**Exercise aim:** Your task is to locate every line holding the string "values" and to copy each of them.

** START OF Task input **

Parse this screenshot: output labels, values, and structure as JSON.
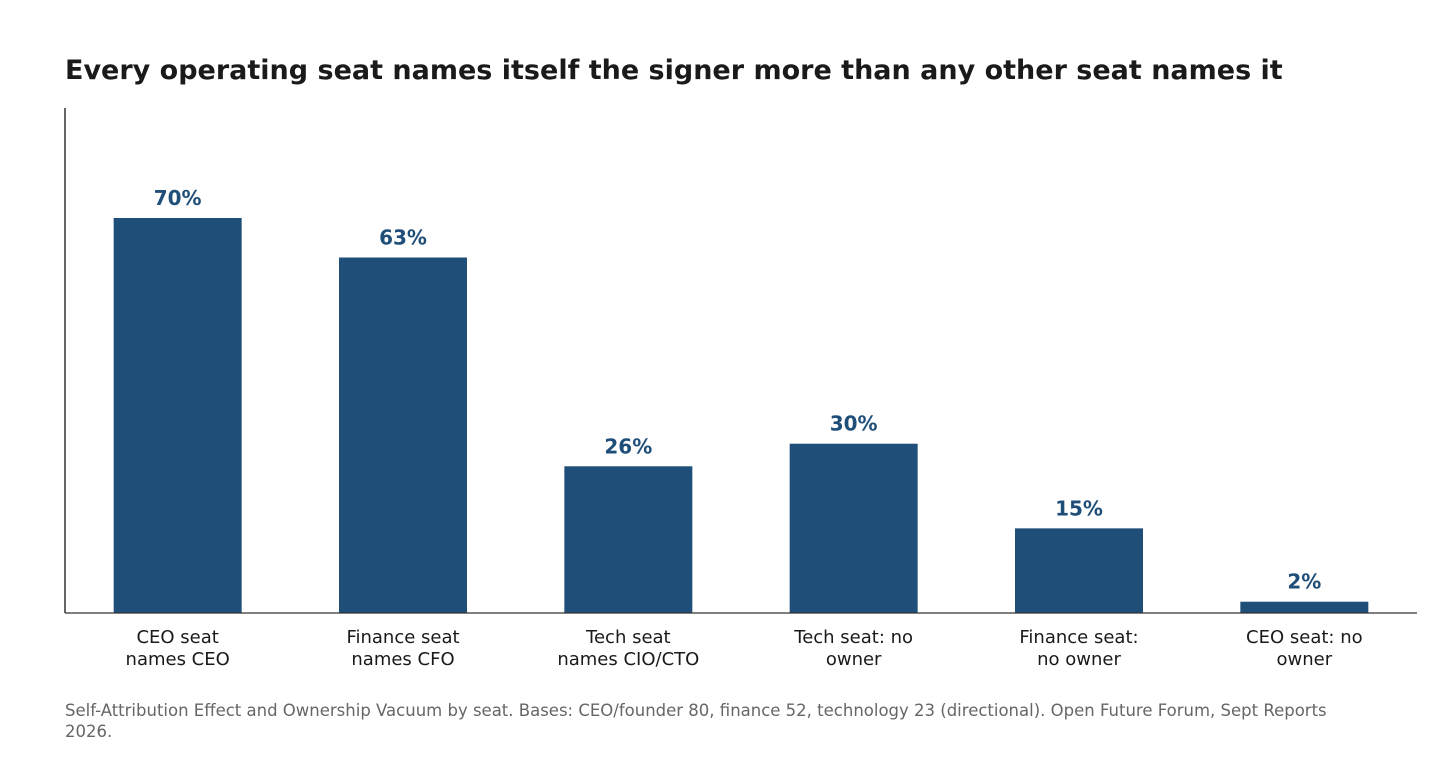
{
  "chart_data": {
    "type": "bar",
    "title": "Every operating seat names itself the signer more than any other seat names it",
    "categories": [
      [
        "CEO seat",
        "names CEO"
      ],
      [
        "Finance seat",
        "names CFO"
      ],
      [
        "Tech seat",
        "names CIO/CTO"
      ],
      [
        "Tech seat: no",
        "owner"
      ],
      [
        "Finance seat:",
        "no owner"
      ],
      [
        "CEO seat: no",
        "owner"
      ]
    ],
    "values": [
      70,
      63,
      26,
      30,
      15,
      2
    ],
    "value_labels": [
      "70%",
      "63%",
      "26%",
      "30%",
      "15%",
      "2%"
    ],
    "value_unit": "%",
    "ylim": [
      0,
      90
    ],
    "xlabel": "",
    "ylabel": "",
    "grid": false,
    "legend": "none",
    "colors": {
      "bar": "#1f4e79",
      "value_label": "#1f4e79",
      "axis": "#333333",
      "tick_label": "#1a1a1a"
    }
  },
  "note": "Self-Attribution Effect and Ownership Vacuum by seat. Bases: CEO/founder 80, finance 52, technology 23 (directional). Open Future Forum, Sept Reports 2026."
}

** END OF Task input **

**The reply:**
Parse this screenshot: output labels, values, and structure as JSON.
    "values": [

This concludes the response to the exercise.